INSTRUCTION :: Give back the full listing, character for character, with no pictures.

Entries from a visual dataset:
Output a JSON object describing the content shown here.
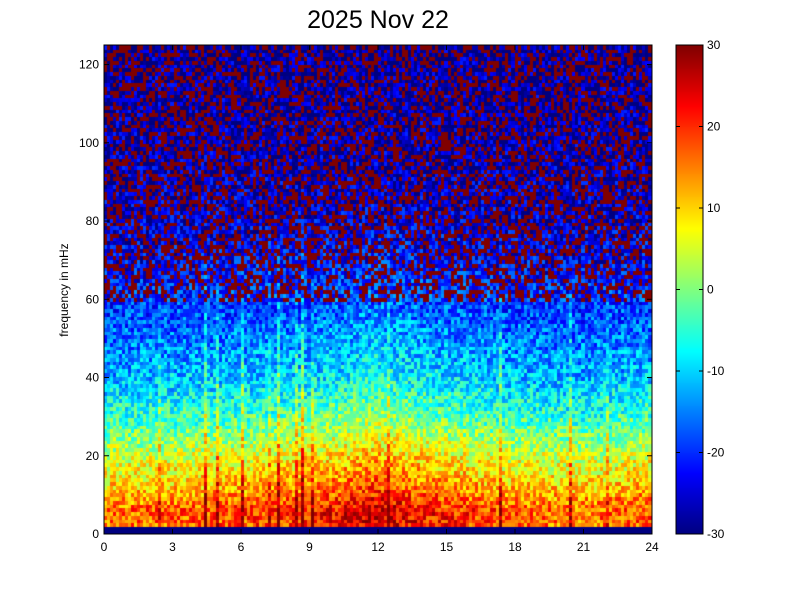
{
  "chart_data": {
    "type": "heatmap",
    "title": "2025 Nov 22",
    "xlabel": "",
    "ylabel": "frequency in mHz",
    "xlim": [
      0,
      24
    ],
    "ylim": [
      0,
      125
    ],
    "x_ticks": [
      0,
      3,
      6,
      9,
      12,
      15,
      18,
      21,
      24
    ],
    "y_ticks": [
      0,
      20,
      40,
      60,
      80,
      100,
      120
    ],
    "colorbar": {
      "colormap": "jet",
      "range": [
        -30,
        30
      ],
      "ticks": [
        30,
        20,
        10,
        0,
        -10,
        -20,
        -30
      ]
    },
    "power_profile_by_frequency": [
      {
        "freq": 0,
        "level": -30
      },
      {
        "freq": 2,
        "level": 15
      },
      {
        "freq": 6,
        "level": 16
      },
      {
        "freq": 12,
        "level": 10
      },
      {
        "freq": 20,
        "level": 4
      },
      {
        "freq": 30,
        "level": -5
      },
      {
        "freq": 40,
        "level": -12
      },
      {
        "freq": 50,
        "level": -16
      },
      {
        "freq": 60,
        "level": -20
      },
      {
        "freq": 70,
        "level": -23
      },
      {
        "freq": 80,
        "level": -25
      },
      {
        "freq": 100,
        "level": -27
      },
      {
        "freq": 125,
        "level": -28
      }
    ],
    "activity_by_hour": [
      {
        "hour": 0,
        "boost": 0
      },
      {
        "hour": 3,
        "boost": 1
      },
      {
        "hour": 6,
        "boost": 2
      },
      {
        "hour": 8,
        "boost": 3
      },
      {
        "hour": 10,
        "boost": 5
      },
      {
        "hour": 12,
        "boost": 8
      },
      {
        "hour": 14,
        "boost": 5
      },
      {
        "hour": 16,
        "boost": 3
      },
      {
        "hour": 18,
        "boost": 1
      },
      {
        "hour": 21,
        "boost": 0
      },
      {
        "hour": 24,
        "boost": 2
      }
    ]
  }
}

SOLUTION BELOW ::
Output a JSON object describing the content shown here.
{
  "chart_data": {
    "type": "heatmap",
    "title": "2025 Nov 22",
    "xlabel": "",
    "ylabel": "frequency in mHz",
    "xlim": [
      0,
      24
    ],
    "ylim": [
      0,
      125
    ],
    "x_ticks": [
      0,
      3,
      6,
      9,
      12,
      15,
      18,
      21,
      24
    ],
    "y_ticks": [
      0,
      20,
      40,
      60,
      80,
      100,
      120
    ],
    "colorbar": {
      "colormap": "jet",
      "range": [
        -30,
        30
      ],
      "ticks": [
        30,
        20,
        10,
        0,
        -10,
        -20,
        -30
      ]
    },
    "power_profile_by_frequency": [
      {
        "freq": 0,
        "level": -30
      },
      {
        "freq": 2,
        "level": 15
      },
      {
        "freq": 6,
        "level": 16
      },
      {
        "freq": 12,
        "level": 10
      },
      {
        "freq": 20,
        "level": 4
      },
      {
        "freq": 30,
        "level": -5
      },
      {
        "freq": 40,
        "level": -12
      },
      {
        "freq": 50,
        "level": -16
      },
      {
        "freq": 60,
        "level": -20
      },
      {
        "freq": 70,
        "level": -23
      },
      {
        "freq": 80,
        "level": -25
      },
      {
        "freq": 100,
        "level": -27
      },
      {
        "freq": 125,
        "level": -28
      }
    ],
    "activity_by_hour": [
      {
        "hour": 0,
        "boost": 0
      },
      {
        "hour": 3,
        "boost": 1
      },
      {
        "hour": 6,
        "boost": 2
      },
      {
        "hour": 8,
        "boost": 3
      },
      {
        "hour": 10,
        "boost": 5
      },
      {
        "hour": 12,
        "boost": 8
      },
      {
        "hour": 14,
        "boost": 5
      },
      {
        "hour": 16,
        "boost": 3
      },
      {
        "hour": 18,
        "boost": 1
      },
      {
        "hour": 21,
        "boost": 0
      },
      {
        "hour": 24,
        "boost": 2
      }
    ]
  }
}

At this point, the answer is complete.